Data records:
•••

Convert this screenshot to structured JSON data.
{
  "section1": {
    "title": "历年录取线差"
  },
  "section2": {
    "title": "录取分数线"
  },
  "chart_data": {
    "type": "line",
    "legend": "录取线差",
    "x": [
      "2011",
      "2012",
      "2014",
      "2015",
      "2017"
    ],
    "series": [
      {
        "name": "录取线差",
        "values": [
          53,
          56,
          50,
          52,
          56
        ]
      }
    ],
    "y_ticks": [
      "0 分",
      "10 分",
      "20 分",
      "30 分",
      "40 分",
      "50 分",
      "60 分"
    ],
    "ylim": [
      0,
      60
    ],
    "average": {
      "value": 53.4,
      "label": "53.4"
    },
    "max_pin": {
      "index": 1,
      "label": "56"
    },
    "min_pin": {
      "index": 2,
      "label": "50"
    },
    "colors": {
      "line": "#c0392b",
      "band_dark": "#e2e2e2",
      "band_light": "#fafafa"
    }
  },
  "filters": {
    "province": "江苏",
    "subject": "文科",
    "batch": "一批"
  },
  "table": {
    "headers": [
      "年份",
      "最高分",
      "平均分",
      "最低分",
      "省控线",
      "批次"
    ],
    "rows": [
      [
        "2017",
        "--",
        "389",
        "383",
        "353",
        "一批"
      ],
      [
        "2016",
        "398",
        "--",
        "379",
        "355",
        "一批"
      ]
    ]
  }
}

•••

What the task requires
Return all the data above once more, precisely as given.

Answer for the task
Convert this screenshot to structured JSON data.
{
  "section1": {
    "title": "历年录取线差"
  },
  "section2": {
    "title": "录取分数线"
  },
  "chart_data": {
    "type": "line",
    "legend": "录取线差",
    "x": [
      "2011",
      "2012",
      "2014",
      "2015",
      "2017"
    ],
    "series": [
      {
        "name": "录取线差",
        "values": [
          53,
          56,
          50,
          52,
          56
        ]
      }
    ],
    "y_ticks": [
      "0 分",
      "10 分",
      "20 分",
      "30 分",
      "40 分",
      "50 分",
      "60 分"
    ],
    "ylim": [
      0,
      60
    ],
    "average": {
      "value": 53.4,
      "label": "53.4"
    },
    "max_pin": {
      "index": 1,
      "label": "56"
    },
    "min_pin": {
      "index": 2,
      "label": "50"
    },
    "colors": {
      "line": "#c0392b",
      "band_dark": "#e2e2e2",
      "band_light": "#fafafa"
    }
  },
  "filters": {
    "province": "江苏",
    "subject": "文科",
    "batch": "一批"
  },
  "table": {
    "headers": [
      "年份",
      "最高分",
      "平均分",
      "最低分",
      "省控线",
      "批次"
    ],
    "rows": [
      [
        "2017",
        "--",
        "389",
        "383",
        "353",
        "一批"
      ],
      [
        "2016",
        "398",
        "--",
        "379",
        "355",
        "一批"
      ]
    ]
  }
}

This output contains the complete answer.